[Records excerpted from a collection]

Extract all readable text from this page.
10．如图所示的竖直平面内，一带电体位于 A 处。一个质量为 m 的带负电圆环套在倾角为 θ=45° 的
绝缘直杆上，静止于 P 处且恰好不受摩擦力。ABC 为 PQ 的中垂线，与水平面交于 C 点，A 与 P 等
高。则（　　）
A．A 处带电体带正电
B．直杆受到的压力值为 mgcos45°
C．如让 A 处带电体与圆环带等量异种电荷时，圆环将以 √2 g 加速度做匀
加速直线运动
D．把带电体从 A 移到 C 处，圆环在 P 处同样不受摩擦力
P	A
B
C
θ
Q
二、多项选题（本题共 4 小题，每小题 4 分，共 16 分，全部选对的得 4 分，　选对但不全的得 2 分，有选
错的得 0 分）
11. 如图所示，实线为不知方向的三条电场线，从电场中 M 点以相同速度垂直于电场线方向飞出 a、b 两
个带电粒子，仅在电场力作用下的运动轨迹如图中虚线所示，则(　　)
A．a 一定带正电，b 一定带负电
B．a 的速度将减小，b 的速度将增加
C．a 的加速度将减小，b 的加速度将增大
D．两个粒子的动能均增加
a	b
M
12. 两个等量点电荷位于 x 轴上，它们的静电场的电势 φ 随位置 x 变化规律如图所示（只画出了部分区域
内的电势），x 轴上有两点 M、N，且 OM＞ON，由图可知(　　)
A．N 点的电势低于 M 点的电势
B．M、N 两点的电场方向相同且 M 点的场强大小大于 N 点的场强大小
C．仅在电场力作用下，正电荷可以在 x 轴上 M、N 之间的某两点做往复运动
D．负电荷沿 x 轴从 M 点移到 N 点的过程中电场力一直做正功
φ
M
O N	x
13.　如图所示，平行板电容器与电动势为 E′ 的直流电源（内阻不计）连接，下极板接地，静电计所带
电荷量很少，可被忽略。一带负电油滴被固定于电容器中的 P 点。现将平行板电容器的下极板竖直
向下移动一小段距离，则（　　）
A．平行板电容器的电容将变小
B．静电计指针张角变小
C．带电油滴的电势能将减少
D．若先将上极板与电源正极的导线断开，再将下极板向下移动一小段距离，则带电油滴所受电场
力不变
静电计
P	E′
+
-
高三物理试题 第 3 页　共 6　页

§ **Given task**
Recopy the entries above in their entirety, exactly.

§ **Task output**
Extract all readable text from this page.
10．如图所示的竖直平面内，一带电体位于 A 处。一个质量为 m 的带负电圆环套在倾角为 θ=45° 的
绝缘直杆上，静止于 P 处且恰好不受摩擦力。ABC 为 PQ 的中垂线，与水平面交于 C 点，A 与 P 等
高。则（　　）
A．A 处带电体带正电
B．直杆受到的压力值为 mgcos45°
C．如让 A 处带电体与圆环带等量异种电荷时，圆环将以 √2 g 加速度做匀
加速直线运动
D．把带电体从 A 移到 C 处，圆环在 P 处同样不受摩擦力
P	A
B
C
θ
Q
二、多项选题（本题共 4 小题，每小题 4 分，共 16 分，全部选对的得 4 分，　选对但不全的得 2 分，有选
错的得 0 分）
11. 如图所示，实线为不知方向的三条电场线，从电场中 M 点以相同速度垂直于电场线方向飞出 a、b 两
个带电粒子，仅在电场力作用下的运动轨迹如图中虚线所示，则(　　)
A．a 一定带正电，b 一定带负电
B．a 的速度将减小，b 的速度将增加
C．a 的加速度将减小，b 的加速度将增大
D．两个粒子的动能均增加
a	b
M
12. 两个等量点电荷位于 x 轴上，它们的静电场的电势 φ 随位置 x 变化规律如图所示（只画出了部分区域
内的电势），x 轴上有两点 M、N，且 OM＞ON，由图可知(　　)
A．N 点的电势低于 M 点的电势
B．M、N 两点的电场方向相同且 M 点的场强大小大于 N 点的场强大小
C．仅在电场力作用下，正电荷可以在 x 轴上 M、N 之间的某两点做往复运动
D．负电荷沿 x 轴从 M 点移到 N 点的过程中电场力一直做正功
φ
M
O N	x
13.　如图所示，平行板电容器与电动势为 E′ 的直流电源（内阻不计）连接，下极板接地，静电计所带
电荷量很少，可被忽略。一带负电油滴被固定于电容器中的 P 点。现将平行板电容器的下极板竖直
向下移动一小段距离，则（　　）
A．平行板电容器的电容将变小
B．静电计指针张角变小
C．带电油滴的电势能将减少
D．若先将上极板与电源正极的导线断开，再将下极板向下移动一小段距离，则带电油滴所受电场
力不变
静电计
P	E′
+
-
高三物理试题 第 3 页　共 6　页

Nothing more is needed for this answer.